### Dataset items:
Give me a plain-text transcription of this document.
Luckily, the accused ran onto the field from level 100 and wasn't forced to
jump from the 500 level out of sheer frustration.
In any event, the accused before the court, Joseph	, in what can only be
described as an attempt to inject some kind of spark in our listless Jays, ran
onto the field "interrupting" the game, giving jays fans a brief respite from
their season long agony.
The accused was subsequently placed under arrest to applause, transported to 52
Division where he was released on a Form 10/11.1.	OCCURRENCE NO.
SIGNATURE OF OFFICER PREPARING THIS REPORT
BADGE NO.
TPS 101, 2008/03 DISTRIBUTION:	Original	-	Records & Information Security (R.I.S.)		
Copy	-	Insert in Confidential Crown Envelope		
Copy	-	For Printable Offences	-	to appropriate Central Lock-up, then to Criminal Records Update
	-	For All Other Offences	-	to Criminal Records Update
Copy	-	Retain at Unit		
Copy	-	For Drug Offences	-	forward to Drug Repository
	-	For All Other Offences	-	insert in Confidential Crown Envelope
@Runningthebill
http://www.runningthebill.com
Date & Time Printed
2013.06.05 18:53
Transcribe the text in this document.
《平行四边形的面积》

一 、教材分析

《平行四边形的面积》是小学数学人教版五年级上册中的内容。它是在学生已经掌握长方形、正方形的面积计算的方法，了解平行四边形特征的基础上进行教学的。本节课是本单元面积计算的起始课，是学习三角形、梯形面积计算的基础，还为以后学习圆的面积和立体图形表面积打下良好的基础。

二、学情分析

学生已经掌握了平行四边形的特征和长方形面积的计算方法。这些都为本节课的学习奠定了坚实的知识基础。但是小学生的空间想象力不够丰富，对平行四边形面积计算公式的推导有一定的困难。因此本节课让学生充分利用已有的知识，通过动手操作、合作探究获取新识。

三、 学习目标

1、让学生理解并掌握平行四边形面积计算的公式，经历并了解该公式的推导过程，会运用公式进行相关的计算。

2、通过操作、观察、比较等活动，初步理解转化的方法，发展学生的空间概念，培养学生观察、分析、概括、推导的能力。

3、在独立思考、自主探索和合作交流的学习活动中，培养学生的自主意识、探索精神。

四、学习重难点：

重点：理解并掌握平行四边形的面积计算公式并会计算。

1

### Work to do:
Output all of the material exactly as written.

### Finished exercise:
Give me a plain-text transcription of this document.
Luckily, the accused ran onto the field from level 100 and wasn't forced to
jump from the 500 level out of sheer frustration.
In any event, the accused before the court, Joseph	, in what can only be
described as an attempt to inject some kind of spark in our listless Jays, ran
onto the field "interrupting" the game, giving jays fans a brief respite from
their season long agony.
The accused was subsequently placed under arrest to applause, transported to 52
Division where he was released on a Form 10/11.1.	OCCURRENCE NO.
SIGNATURE OF OFFICER PREPARING THIS REPORT
BADGE NO.
TPS 101, 2008/03 DISTRIBUTION:	Original	-	Records & Information Security (R.I.S.)		
Copy	-	Insert in Confidential Crown Envelope		
Copy	-	For Printable Offences	-	to appropriate Central Lock-up, then to Criminal Records Update
	-	For All Other Offences	-	to Criminal Records Update
Copy	-	Retain at Unit		
Copy	-	For Drug Offences	-	forward to Drug Repository
	-	For All Other Offences	-	insert in Confidential Crown Envelope
@Runningthebill
http://www.runningthebill.com
Date & Time Printed
2013.06.05 18:53
Transcribe the text in this document.
《平行四边形的面积》

一 、教材分析

《平行四边形的面积》是小学数学人教版五年级上册中的内容。它是在学生已经掌握长方形、正方形的面积计算的方法，了解平行四边形特征的基础上进行教学的。本节课是本单元面积计算的起始课，是学习三角形、梯形面积计算的基础，还为以后学习圆的面积和立体图形表面积打下良好的基础。

二、学情分析

学生已经掌握了平行四边形的特征和长方形面积的计算方法。这些都为本节课的学习奠定了坚实的知识基础。但是小学生的空间想象力不够丰富，对平行四边形面积计算公式的推导有一定的困难。因此本节课让学生充分利用已有的知识，通过动手操作、合作探究获取新识。

三、 学习目标

1、让学生理解并掌握平行四边形面积计算的公式，经历并了解该公式的推导过程，会运用公式进行相关的计算。

2、通过操作、观察、比较等活动，初步理解转化的方法，发展学生的空间概念，培养学生观察、分析、概括、推导的能力。

3、在独立思考、自主探索和合作交流的学习活动中，培养学生的自主意识、探索精神。

四、学习重难点：

重点：理解并掌握平行四边形的面积计算公式并会计算。

1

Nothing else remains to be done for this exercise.